▶ _TESTO DA ESAMINARE_
Home Agricoltura Campagna irrigua in tilt, protestano gli agricoltori della Valle del Belice
Sit-in degli agricoltori della Valle del Belìce davanti alla sede del Consorzio di Bonifica in contrada Seggio, a Castelvetrano. Una mobilitazione spontanea, ma ormai diventata ricorrente: non più solo un appuntamento annuale, ma quasi mensile, come ha ricordato Enza Viola, consigliera comunale e rappresentante della Consulta degli Agricoltori.
L’iniziativa nasce dalla crescente preoccupazione per la campagna irrigua 2025, messa in grave difficoltà dalla mancanza di acqua e dai guasti strutturali al sistema di distribuzione. In particolare, sotto accusa è finita la stazione di pompaggio di contrada Zangara, incapace di alimentare tutta la zona del Seggio a causa dell’usura degli impianti. Gli ingranaggi sono infatti vecchi di cinquant’anni e necessitano di un importante intervento di rinnovamento, per il quale il Consorzio ha annunciato l’esistenza di un finanziamento da sei milioni di euro. A peggiorare la situazione, gli atti vandalici subiti dall’impianto.
«Da febbraio segnaliamo questa emergenza – ha dichiarato Enza Viola – lo scorso anno, nello stesso giorno, affrontavamo già una situazione analoga, tra caldo estremo e carenza d’acqua. Quest’anno rischiamo di perdere il 70% delle produzioni agricole».
Presente alla manifestazione anche il sindaco di Castelvetrano, Giovanni Lentini, che ha ribadito come il problema sia ben più ampio di una semplice emergenza tecnica. «Non è un problema di fondi – ha detto il primo cittadino – ma un problema sistemico, di mancata programmazione. I macchinari sono obsoleti, il sistema di irrigazione è antiquato. Se non si interviene in modo strutturale, ci ritroveremo ogni anno con lo stesso dramma. Occorre rinnovare completamente i sistemi di pompaggio e distribuzione. Il governo regionale deve comprendere che la priorità assoluta dev’essere la gestione delle risorse idriche».

▶ _DATI_
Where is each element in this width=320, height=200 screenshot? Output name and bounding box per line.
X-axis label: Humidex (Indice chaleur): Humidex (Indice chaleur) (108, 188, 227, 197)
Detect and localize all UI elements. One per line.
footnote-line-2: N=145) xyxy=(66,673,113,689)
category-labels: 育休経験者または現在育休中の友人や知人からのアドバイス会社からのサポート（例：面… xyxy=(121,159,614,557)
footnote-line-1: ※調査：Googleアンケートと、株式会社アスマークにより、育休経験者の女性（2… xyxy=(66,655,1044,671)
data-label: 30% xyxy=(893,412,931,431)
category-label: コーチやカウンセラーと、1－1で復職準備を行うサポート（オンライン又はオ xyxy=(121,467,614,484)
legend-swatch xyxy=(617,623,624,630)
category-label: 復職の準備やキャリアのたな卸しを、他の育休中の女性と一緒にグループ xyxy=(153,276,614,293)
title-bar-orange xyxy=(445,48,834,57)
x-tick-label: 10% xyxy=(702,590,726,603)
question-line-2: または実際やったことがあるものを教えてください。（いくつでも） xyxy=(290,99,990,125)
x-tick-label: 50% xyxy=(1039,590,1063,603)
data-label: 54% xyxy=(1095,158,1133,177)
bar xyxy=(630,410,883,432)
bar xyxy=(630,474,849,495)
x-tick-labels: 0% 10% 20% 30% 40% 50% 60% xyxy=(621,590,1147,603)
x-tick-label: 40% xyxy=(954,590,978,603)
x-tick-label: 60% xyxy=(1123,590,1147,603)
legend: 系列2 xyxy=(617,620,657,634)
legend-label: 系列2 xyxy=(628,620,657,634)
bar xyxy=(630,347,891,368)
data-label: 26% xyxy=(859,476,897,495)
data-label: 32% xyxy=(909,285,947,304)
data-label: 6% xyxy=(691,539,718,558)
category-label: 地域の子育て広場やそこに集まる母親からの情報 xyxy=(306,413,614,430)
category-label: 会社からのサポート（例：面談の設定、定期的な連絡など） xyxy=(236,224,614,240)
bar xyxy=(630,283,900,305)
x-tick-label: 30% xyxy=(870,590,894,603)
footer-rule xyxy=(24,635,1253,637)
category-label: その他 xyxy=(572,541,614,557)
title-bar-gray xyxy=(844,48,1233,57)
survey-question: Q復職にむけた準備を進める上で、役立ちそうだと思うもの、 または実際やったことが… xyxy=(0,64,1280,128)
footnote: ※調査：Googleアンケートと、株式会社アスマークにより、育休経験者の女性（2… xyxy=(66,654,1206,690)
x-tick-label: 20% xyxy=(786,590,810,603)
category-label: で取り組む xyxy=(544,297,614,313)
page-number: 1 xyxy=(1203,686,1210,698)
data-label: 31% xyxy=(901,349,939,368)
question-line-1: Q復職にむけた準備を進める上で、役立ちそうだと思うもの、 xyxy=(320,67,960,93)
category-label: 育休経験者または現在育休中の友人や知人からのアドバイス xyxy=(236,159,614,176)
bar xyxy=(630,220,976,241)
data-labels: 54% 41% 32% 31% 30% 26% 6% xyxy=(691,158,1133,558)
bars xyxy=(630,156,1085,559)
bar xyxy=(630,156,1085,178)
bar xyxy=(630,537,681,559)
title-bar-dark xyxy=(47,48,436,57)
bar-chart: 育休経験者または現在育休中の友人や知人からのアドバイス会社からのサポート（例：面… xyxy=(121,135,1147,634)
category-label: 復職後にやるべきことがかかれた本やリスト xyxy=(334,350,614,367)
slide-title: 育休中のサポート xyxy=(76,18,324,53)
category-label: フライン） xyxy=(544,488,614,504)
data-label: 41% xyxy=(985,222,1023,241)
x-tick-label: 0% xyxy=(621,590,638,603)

▶ _CONSEGNA A_
Riscrivi il passo dell'articolo sulla protesta degli agricoltori compreso tra "Home Agricoltura Campagna" e "Consulta degli Agricoltori.", estremi inclusi, cambiando "Castelvetrano" in "Partanna".
▶ _CONSEGNA B_
Rispondi a queste domande sull'articolo sulla protesta degli agricoltori:
(i) In quale contrada si trova la stazione di pompaggio finita sotto accusa?
(ii) Quale percentuale delle produzioni agricole rischia di andare persa quest'anno, secondo Enza Viola?
(iii) Come si chiama il sindaco di Castelvetrano presente alla manifestazione?

▶ _SOLUZIONE DELL'ESERCIZIO A_
Home Agricoltura Campagna irrigua in tilt, protestano gli agricoltori della Valle del Belice
Sit-in degli agricoltori della Valle del Belìce davanti alla sede del Consorzio di Bonifica in contrada Seggio, a Partanna. Una mobilitazione spontanea, ma ormai diventata ricorrente: non più solo un appuntamento annuale, ma quasi mensile, come ha ricordato Enza Viola, consigliera comunale e rappresentante della Consulta degli Agricoltori.

▶ _SOLUZIONE DELL'ESERCIZIO B_
(i) In contrada Zangara.
(ii) Il 70%.
(iii) Giovanni Lentini.